* TEKS YANG DIBERIKAN *

Mohon tunggu...
Admiral Musa Julius
Admiral Musa Julius Mohon Tunggu... PNS BMKG -

Geoscientist | Indonesia | Meteorology Climatology and Geophysics Agency

Selanjutnya

Tutup

Sosbud Artikel Utama

Upaya Mitigasi Bencana

3 April 2015   01:02 Diperbarui: 1 Mei 2017   11:13 265
+
Laporkan Konten
Laporkan Akun
Kompasiana adalah platform blog. Konten ini menjadi tanggung jawab bloger dan tidak mewakili pandangan redaksi Kompas.
Lihat foto
Bagikan ide kreativitasmu dalam bentuk konten di Kompasiana | Sumber gambar: Freepik

Peningkatan status aktivitas gunungapi Slamet menjadi awas (level III) pada 12 Agustus 2014 silam oleh Pusat Vulkanologi dan Mitigasi Bencana Geologi (PVMBG) memberi sinyal waspada terhadap penduduk sekitar Purbalingga, Jawa Tengah. Gunungapi Slamet bertipe strato berbentuk kerucut, secara administratif terletak di 5 wilayah kabupaten provinsi Jawa Tengah yakni Pemalang, Banyumas, Brebes, Tegal, Purbalingga dan secara geografis terletak pada posisi 7o 14’ LS, 109o 12’ BT dengan ketinggian 3432 meter di atas permukaan laut (PVMBG).

Pada 10 Maret lalu aktivitas gunung Slamet naik dari status normal ke status waspada, 30 Maret naik menjadi siaga, 12 Mei sempat turun menjadi waspada, lalu 12 Agustus kembali menjadi siaga hingga kini. Dikhawatirkan erupsi yang terjadi hingga kini dapat mengganggu aktivitas warga di sekitarnya akibat sebaran material abu vulkanik.  Tidak hanya abu vulkanik, Pusat Vulkanologi dan Mitigasi Bencana Geologi (PVMBG) memberikan sinyal potensi bahaya lontaran batu pijar terhadap wilayah dengan radius 4 km dari pusat erupsi. Tak hanya itu, lahar juga dapat mengalir ke lembah-lembah sungai yang berhulu di gunung Slamet. Diperkirakan saat terjadi hujan daerah barat dan barat laut akan terkena lahar karena bukaan sumbernya yang mengarah ke barat dan barat laut.

* BAHAN YANG TERKUMPUL *
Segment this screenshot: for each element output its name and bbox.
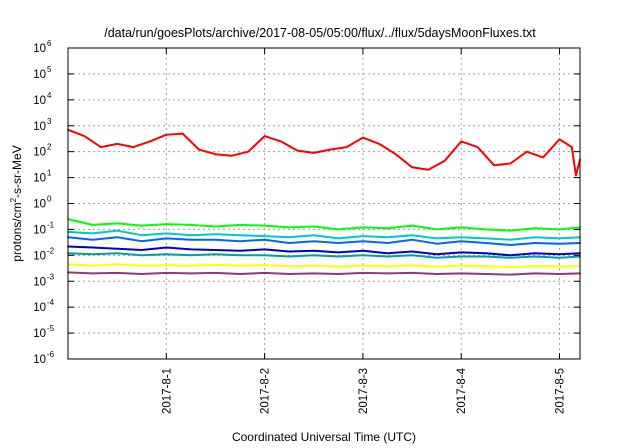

* TINDAKAN YANG DIPERLUKAN *
1 > Ringkas paragraf dalam teks tentang Gunung Slamet yang dimulai dengan "Pada 10 Maret lalu" menjadi poin-poin yang tetap memuat fakta utamanya.
2 > Teruskan teks tentang Gunung Slamet, dimulai sesudah kalimat terakhirnya.

* HASIL TIAP TUGAS *
1 >
- Perubahan status Gunung Slamet:
  - 10 Maret naik dari normal ke waspada.
  - 30 Maret naik menjadi siaga.
  - 12 Mei turun menjadi waspada.
  - 12 Agustus kembali menjadi siaga hingga kini.
- Erupsi dikhawatirkan mengganggu aktivitas warga sekitar karena sebaran abu vulkanik.
- PVMBG memperingatkan potensi bahaya lontaran batu pijar dalam radius 4 km dari pusat erupsi.
- Lahar dapat mengalir ke lembah-lembah sungai yang berhulu di Gunung Slamet.
- Saat hujan, daerah barat dan barat laut diperkirakan terkena lahar karena bukaan sumbernya mengarah ke barat dan barat laut.

2 >
Kita ingat sejenak serangkaian duka yang pernah dialami ibu pertiwi. Masih hangat peringatan 9 tahun megatsunami yang melanda Banda Aceh 26 Desember 2004 silam meluluhlantahkan sisi utara dan barat Negeri Serambi Mekah. Megatsunami tersebut merenggut ratusan ribu korban jiwa, puluhan ribu jiwa hilang dan kerugian hingga angka triliun. Megatsunami Aceh menjadi bencana tsunami terparah yang pernah dialami Indonesia akibat gempabumi tektonik. Tak hanya Indonesia, negara-negara tetangga seperti Thailand, India, Sri Lanka, Maladewa, bahkan sisi timur Afrika seperti Somalia merasakan efek buruk dari bencana tsunami tersebut. Dua tahun kemudian pada 27 Mei 2006 ibu pertiwi kembali menangis ketika rangkaian gempabumi kuat melanda Daerah Istimewa Yogyakarta (DIY). Gempabumi tersebut juga menghancurkan bangunan-bangunan strategis dan merenggut ribuan jiwa.

Bencana alam di negeri Indonesia tidak bisa dihindari. Beragam bencana banjir, gempabumi, tsunami, tanah longsor, erupsi gunung api, iklim ekstrim, kebakaran hutan, dan lainnya akan terus menjadi pencuri di malam hari bagi negeri ini. Tidak ada seorangpun ilmuwan yang dapat memastikan bahwa Indonesia aman dari bencana sehari saja. Fakta ini membuktikan bahwa bencana alam mau tidak mau harus dikenal dan diwaspadai dampaknya, terkhusus kepada efek buruk yang berpotensi mengancam korban jiwa. Upaya awal yang umumnya dilakukan oleh masyarakat umum pra-bencana adalah melakukan mitigasi bencana.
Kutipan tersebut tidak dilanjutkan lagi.